Aim of the exercise >> Repeat the lines below exactly as they appear, but leave out the images.

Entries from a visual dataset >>
_ _ _
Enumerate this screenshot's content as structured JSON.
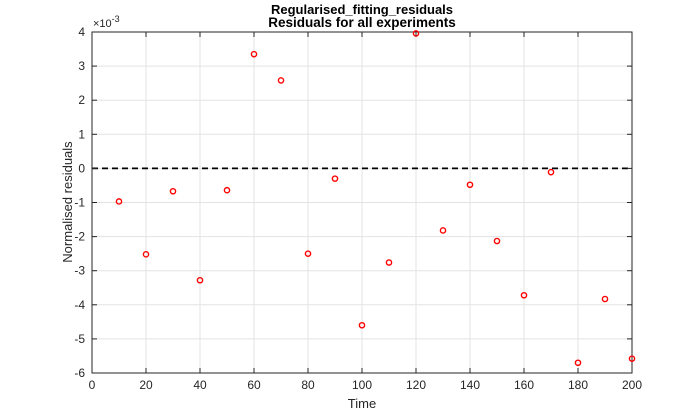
{
  "chart_data": {
    "type": "scatter",
    "suptitle": "Regularised_fitting_residuals",
    "title": "Residuals for all experiments",
    "xlabel": "Time",
    "ylabel": "Normalised residuals",
    "y_exponent": {
      "base": "×10",
      "power": "-3"
    },
    "xlim": [
      0,
      200
    ],
    "ylim": [
      -6,
      4
    ],
    "x_ticks": [
      0,
      20,
      40,
      60,
      80,
      100,
      120,
      140,
      160,
      180,
      200
    ],
    "y_ticks": [
      -6,
      -5,
      -4,
      -3,
      -2,
      -1,
      0,
      1,
      2,
      3,
      4
    ],
    "grid": true,
    "reference_line": {
      "y": 0,
      "style": "dashed",
      "color": "#000000"
    },
    "marker_color": "#ff0000",
    "marker": "circle",
    "x": [
      10,
      20,
      30,
      40,
      50,
      60,
      70,
      80,
      90,
      100,
      110,
      120,
      130,
      140,
      150,
      160,
      170,
      180,
      190,
      200
    ],
    "y": [
      -0.97,
      -2.52,
      -0.67,
      -3.28,
      -0.64,
      3.35,
      2.58,
      -2.5,
      -0.3,
      -4.6,
      -2.76,
      3.96,
      -1.82,
      -0.48,
      -2.13,
      -3.72,
      -0.11,
      -5.7,
      -3.83,
      -5.58
    ]
  }
}
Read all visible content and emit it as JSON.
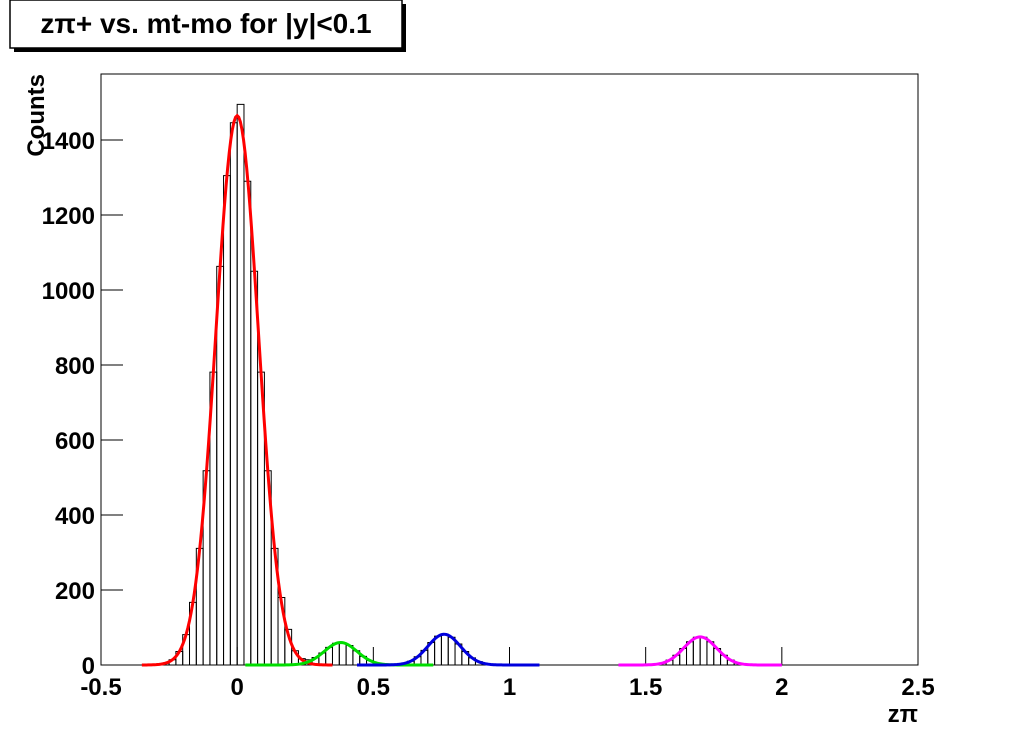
{
  "chart_data": {
    "type": "histogram",
    "title": "zπ+ vs. mt-mo for |y|<0.1",
    "x_label": "zπ",
    "y_label": "Counts",
    "bins": [
      -0.5,
      -0.475,
      -0.45,
      -0.425,
      -0.4,
      -0.375,
      -0.35,
      -0.325,
      -0.3,
      -0.275,
      -0.25,
      -0.225,
      -0.2,
      -0.175,
      -0.15,
      -0.125,
      -0.1,
      -0.075,
      -0.05,
      -0.025,
      0,
      0.025,
      0.05,
      0.075,
      0.1,
      0.125,
      0.15,
      0.175,
      0.2,
      0.225,
      0.25,
      0.275,
      0.3,
      0.325,
      0.35,
      0.375,
      0.4,
      0.425,
      0.45,
      0.475,
      0.5,
      0.525,
      0.55,
      0.575,
      0.6,
      0.625,
      0.65,
      0.675,
      0.7,
      0.725,
      0.75,
      0.775,
      0.8,
      0.825,
      0.85,
      0.875,
      0.9,
      0.925,
      0.95,
      0.975,
      1,
      1.025,
      1.05,
      1.075,
      1.1,
      1.125,
      1.15,
      1.175,
      1.2,
      1.225,
      1.25,
      1.275,
      1.3,
      1.325,
      1.35,
      1.375,
      1.4,
      1.425,
      1.45,
      1.475,
      1.5,
      1.525,
      1.55,
      1.575,
      1.6,
      1.625,
      1.65,
      1.675,
      1.7,
      1.725,
      1.75,
      1.775,
      1.8,
      1.825,
      1.85,
      1.875,
      1.9,
      1.925,
      1.95,
      1.975,
      2,
      2.025,
      2.05,
      2.075,
      2.1,
      2.125,
      2.15,
      2.175,
      2.2,
      2.225,
      2.25,
      2.275,
      2.3,
      2.325,
      2.35,
      2.375,
      2.4,
      2.425,
      2.45,
      2.475,
      2.5
    ],
    "counts": [
      0,
      0,
      0,
      0,
      0,
      0,
      0,
      0,
      2,
      5,
      14,
      36,
      81,
      167,
      311,
      518,
      781,
      1063,
      1305,
      1446,
      1495,
      1290,
      1050,
      781,
      518,
      311,
      180,
      95,
      38,
      17,
      14,
      20,
      32,
      47,
      58,
      59,
      52,
      38,
      23,
      12,
      5,
      1,
      0,
      1,
      4,
      10,
      22,
      39,
      60,
      77,
      82,
      74,
      56,
      36,
      19,
      9,
      3,
      1,
      0,
      0,
      0,
      0,
      0,
      0,
      0,
      0,
      0,
      0,
      0,
      0,
      0,
      0,
      0,
      0,
      0,
      0,
      0,
      0,
      0,
      0,
      1,
      2,
      5,
      13,
      26,
      44,
      62,
      74,
      74,
      62,
      44,
      26,
      13,
      5,
      2,
      1,
      0,
      0,
      0,
      0,
      0,
      0,
      0,
      0,
      0,
      0,
      0,
      0,
      0,
      0,
      0,
      0,
      0,
      0,
      0,
      0,
      0,
      0,
      0,
      0
    ],
    "color": "#000000",
    "fits": [
      {
        "color": "#ff0000",
        "amplitude": 1465,
        "mean": 0,
        "sigma": 0.078,
        "range": [
          -0.35,
          0.35
        ]
      },
      {
        "color": "#00dd00",
        "amplitude": 60,
        "mean": 0.38,
        "sigma": 0.06,
        "range": [
          0.03,
          0.72
        ]
      },
      {
        "color": "#0000dd",
        "amplitude": 82,
        "mean": 0.76,
        "sigma": 0.06,
        "range": [
          0.44,
          1.11
        ]
      },
      {
        "color": "#ff00ff",
        "amplitude": 75,
        "mean": 1.7,
        "sigma": 0.06,
        "range": [
          1.4,
          2.0
        ]
      }
    ],
    "xlim": [
      -0.5,
      2.5
    ],
    "ylim": [
      0,
      1576
    ],
    "xticks": [
      -0.5,
      0,
      0.5,
      1,
      1.5,
      2,
      2.5
    ],
    "yticks": [
      0,
      200,
      400,
      600,
      800,
      1000,
      1200,
      1400
    ],
    "grid": false
  }
}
_ _ _
Task output >>
Enumerate this screenshot's content as structured JSON.
{
  "chart_data": {
    "type": "scatter",
    "suptitle": "Regularised_fitting_residuals",
    "title": "Residuals for all experiments",
    "xlabel": "Time",
    "ylabel": "Normalised residuals",
    "y_exponent": {
      "base": "×10",
      "power": "-3"
    },
    "xlim": [
      0,
      200
    ],
    "ylim": [
      -6,
      4
    ],
    "x_ticks": [
      0,
      20,
      40,
      60,
      80,
      100,
      120,
      140,
      160,
      180,
      200
    ],
    "y_ticks": [
      -6,
      -5,
      -4,
      -3,
      -2,
      -1,
      0,
      1,
      2,
      3,
      4
    ],
    "grid": true,
    "reference_line": {
      "y": 0,
      "style": "dashed",
      "color": "#000000"
    },
    "marker_color": "#ff0000",
    "marker": "circle",
    "x": [
      10,
      20,
      30,
      40,
      50,
      60,
      70,
      80,
      90,
      100,
      110,
      120,
      130,
      140,
      150,
      160,
      170,
      180,
      190,
      200
    ],
    "y": [
      -0.97,
      -2.52,
      -0.67,
      -3.28,
      -0.64,
      3.35,
      2.58,
      -2.5,
      -0.3,
      -4.6,
      -2.76,
      3.96,
      -1.82,
      -0.48,
      -2.13,
      -3.72,
      -0.11,
      -5.7,
      -3.83,
      -5.58
    ]
  }
}
Read all visible content and emit it as JSON.
{
  "chart_data": {
    "type": "histogram",
    "title": "zπ+ vs. mt-mo for |y|<0.1",
    "x_label": "zπ",
    "y_label": "Counts",
    "bins": [
      -0.5,
      -0.475,
      -0.45,
      -0.425,
      -0.4,
      -0.375,
      -0.35,
      -0.325,
      -0.3,
      -0.275,
      -0.25,
      -0.225,
      -0.2,
      -0.175,
      -0.15,
      -0.125,
      -0.1,
      -0.075,
      -0.05,
      -0.025,
      0,
      0.025,
      0.05,
      0.075,
      0.1,
      0.125,
      0.15,
      0.175,
      0.2,
      0.225,
      0.25,
      0.275,
      0.3,
      0.325,
      0.35,
      0.375,
      0.4,
      0.425,
      0.45,
      0.475,
      0.5,
      0.525,
      0.55,
      0.575,
      0.6,
      0.625,
      0.65,
      0.675,
      0.7,
      0.725,
      0.75,
      0.775,
      0.8,
      0.825,
      0.85,
      0.875,
      0.9,
      0.925,
      0.95,
      0.975,
      1,
      1.025,
      1.05,
      1.075,
      1.1,
      1.125,
      1.15,
      1.175,
      1.2,
      1.225,
      1.25,
      1.275,
      1.3,
      1.325,
      1.35,
      1.375,
      1.4,
      1.425,
      1.45,
      1.475,
      1.5,
      1.525,
      1.55,
      1.575,
      1.6,
      1.625,
      1.65,
      1.675,
      1.7,
      1.725,
      1.75,
      1.775,
      1.8,
      1.825,
      1.85,
      1.875,
      1.9,
      1.925,
      1.95,
      1.975,
      2,
      2.025,
      2.05,
      2.075,
      2.1,
      2.125,
      2.15,
      2.175,
      2.2,
      2.225,
      2.25,
      2.275,
      2.3,
      2.325,
      2.35,
      2.375,
      2.4,
      2.425,
      2.45,
      2.475,
      2.5
    ],
    "counts": [
      0,
      0,
      0,
      0,
      0,
      0,
      0,
      0,
      2,
      5,
      14,
      36,
      81,
      167,
      311,
      518,
      781,
      1063,
      1305,
      1446,
      1495,
      1290,
      1050,
      781,
      518,
      311,
      180,
      95,
      38,
      17,
      14,
      20,
      32,
      47,
      58,
      59,
      52,
      38,
      23,
      12,
      5,
      1,
      0,
      1,
      4,
      10,
      22,
      39,
      60,
      77,
      82,
      74,
      56,
      36,
      19,
      9,
      3,
      1,
      0,
      0,
      0,
      0,
      0,
      0,
      0,
      0,
      0,
      0,
      0,
      0,
      0,
      0,
      0,
      0,
      0,
      0,
      0,
      0,
      0,
      0,
      1,
      2,
      5,
      13,
      26,
      44,
      62,
      74,
      74,
      62,
      44,
      26,
      13,
      5,
      2,
      1,
      0,
      0,
      0,
      0,
      0,
      0,
      0,
      0,
      0,
      0,
      0,
      0,
      0,
      0,
      0,
      0,
      0,
      0,
      0,
      0,
      0,
      0,
      0,
      0
    ],
    "color": "#000000",
    "fits": [
      {
        "color": "#ff0000",
        "amplitude": 1465,
        "mean": 0,
        "sigma": 0.078,
        "range": [
          -0.35,
          0.35
        ]
      },
      {
        "color": "#00dd00",
        "amplitude": 60,
        "mean": 0.38,
        "sigma": 0.06,
        "range": [
          0.03,
          0.72
        ]
      },
      {
        "color": "#0000dd",
        "amplitude": 82,
        "mean": 0.76,
        "sigma": 0.06,
        "range": [
          0.44,
          1.11
        ]
      },
      {
        "color": "#ff00ff",
        "amplitude": 75,
        "mean": 1.7,
        "sigma": 0.06,
        "range": [
          1.4,
          2.0
        ]
      }
    ],
    "xlim": [
      -0.5,
      2.5
    ],
    "ylim": [
      0,
      1576
    ],
    "xticks": [
      -0.5,
      0,
      0.5,
      1,
      1.5,
      2,
      2.5
    ],
    "yticks": [
      0,
      200,
      400,
      600,
      800,
      1000,
      1200,
      1400
    ],
    "grid": false
  }
}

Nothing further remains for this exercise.